Given exercise. Make an exact copy of all the entries below, with the pictures left out.

Extracted entries.

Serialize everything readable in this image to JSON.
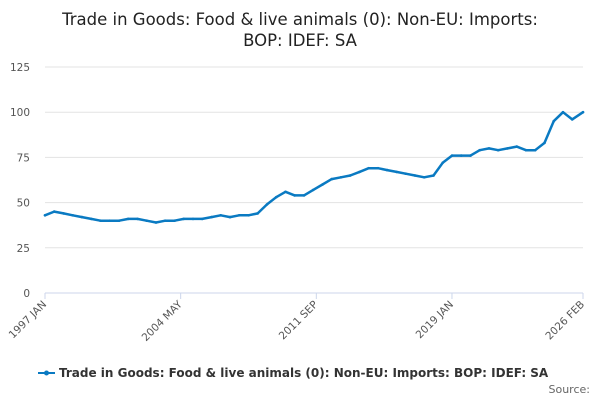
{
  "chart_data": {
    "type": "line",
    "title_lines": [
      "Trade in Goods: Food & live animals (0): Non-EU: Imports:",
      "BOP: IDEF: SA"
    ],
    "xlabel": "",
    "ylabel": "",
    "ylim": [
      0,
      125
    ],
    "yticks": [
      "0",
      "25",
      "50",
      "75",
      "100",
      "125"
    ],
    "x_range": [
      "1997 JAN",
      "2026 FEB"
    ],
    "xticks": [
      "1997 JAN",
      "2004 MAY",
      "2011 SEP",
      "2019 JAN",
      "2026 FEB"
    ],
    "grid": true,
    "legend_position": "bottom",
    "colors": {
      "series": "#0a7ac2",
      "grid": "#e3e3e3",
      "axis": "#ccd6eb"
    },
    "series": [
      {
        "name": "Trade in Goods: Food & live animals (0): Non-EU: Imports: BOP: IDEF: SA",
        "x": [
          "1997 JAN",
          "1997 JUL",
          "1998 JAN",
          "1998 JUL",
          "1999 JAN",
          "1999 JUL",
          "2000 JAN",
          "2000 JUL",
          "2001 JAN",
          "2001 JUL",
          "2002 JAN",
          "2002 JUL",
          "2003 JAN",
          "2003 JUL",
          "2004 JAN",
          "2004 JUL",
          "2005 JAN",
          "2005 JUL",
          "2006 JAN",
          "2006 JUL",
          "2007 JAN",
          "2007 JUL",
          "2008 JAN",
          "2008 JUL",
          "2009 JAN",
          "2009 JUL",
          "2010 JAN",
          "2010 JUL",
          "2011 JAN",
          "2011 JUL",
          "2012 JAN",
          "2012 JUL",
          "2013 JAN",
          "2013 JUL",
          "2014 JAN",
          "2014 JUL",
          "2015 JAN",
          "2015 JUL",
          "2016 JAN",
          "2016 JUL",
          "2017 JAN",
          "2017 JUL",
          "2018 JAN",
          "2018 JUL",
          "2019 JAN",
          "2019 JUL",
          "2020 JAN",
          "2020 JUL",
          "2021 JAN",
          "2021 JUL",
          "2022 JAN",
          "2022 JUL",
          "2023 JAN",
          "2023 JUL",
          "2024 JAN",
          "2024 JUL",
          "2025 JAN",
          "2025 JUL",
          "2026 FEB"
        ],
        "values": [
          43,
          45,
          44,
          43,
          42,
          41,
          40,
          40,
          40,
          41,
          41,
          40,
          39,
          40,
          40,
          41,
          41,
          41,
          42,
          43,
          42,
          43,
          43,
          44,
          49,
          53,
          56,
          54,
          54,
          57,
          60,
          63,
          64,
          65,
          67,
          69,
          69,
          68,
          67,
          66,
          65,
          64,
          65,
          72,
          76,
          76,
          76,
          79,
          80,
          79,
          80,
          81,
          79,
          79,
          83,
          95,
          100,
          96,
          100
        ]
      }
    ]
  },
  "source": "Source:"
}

Expected answer.
Serialize everything readable in this image to JSON.
{
  "chart_data": {
    "type": "line",
    "title_lines": [
      "Trade in Goods: Food & live animals (0): Non-EU: Imports:",
      "BOP: IDEF: SA"
    ],
    "xlabel": "",
    "ylabel": "",
    "ylim": [
      0,
      125
    ],
    "yticks": [
      "0",
      "25",
      "50",
      "75",
      "100",
      "125"
    ],
    "x_range": [
      "1997 JAN",
      "2026 FEB"
    ],
    "xticks": [
      "1997 JAN",
      "2004 MAY",
      "2011 SEP",
      "2019 JAN",
      "2026 FEB"
    ],
    "grid": true,
    "legend_position": "bottom",
    "colors": {
      "series": "#0a7ac2",
      "grid": "#e3e3e3",
      "axis": "#ccd6eb"
    },
    "series": [
      {
        "name": "Trade in Goods: Food & live animals (0): Non-EU: Imports: BOP: IDEF: SA",
        "x": [
          "1997 JAN",
          "1997 JUL",
          "1998 JAN",
          "1998 JUL",
          "1999 JAN",
          "1999 JUL",
          "2000 JAN",
          "2000 JUL",
          "2001 JAN",
          "2001 JUL",
          "2002 JAN",
          "2002 JUL",
          "2003 JAN",
          "2003 JUL",
          "2004 JAN",
          "2004 JUL",
          "2005 JAN",
          "2005 JUL",
          "2006 JAN",
          "2006 JUL",
          "2007 JAN",
          "2007 JUL",
          "2008 JAN",
          "2008 JUL",
          "2009 JAN",
          "2009 JUL",
          "2010 JAN",
          "2010 JUL",
          "2011 JAN",
          "2011 JUL",
          "2012 JAN",
          "2012 JUL",
          "2013 JAN",
          "2013 JUL",
          "2014 JAN",
          "2014 JUL",
          "2015 JAN",
          "2015 JUL",
          "2016 JAN",
          "2016 JUL",
          "2017 JAN",
          "2017 JUL",
          "2018 JAN",
          "2018 JUL",
          "2019 JAN",
          "2019 JUL",
          "2020 JAN",
          "2020 JUL",
          "2021 JAN",
          "2021 JUL",
          "2022 JAN",
          "2022 JUL",
          "2023 JAN",
          "2023 JUL",
          "2024 JAN",
          "2024 JUL",
          "2025 JAN",
          "2025 JUL",
          "2026 FEB"
        ],
        "values": [
          43,
          45,
          44,
          43,
          42,
          41,
          40,
          40,
          40,
          41,
          41,
          40,
          39,
          40,
          40,
          41,
          41,
          41,
          42,
          43,
          42,
          43,
          43,
          44,
          49,
          53,
          56,
          54,
          54,
          57,
          60,
          63,
          64,
          65,
          67,
          69,
          69,
          68,
          67,
          66,
          65,
          64,
          65,
          72,
          76,
          76,
          76,
          79,
          80,
          79,
          80,
          81,
          79,
          79,
          83,
          95,
          100,
          96,
          100
        ]
      }
    ]
  },
  "source": "Source:"
}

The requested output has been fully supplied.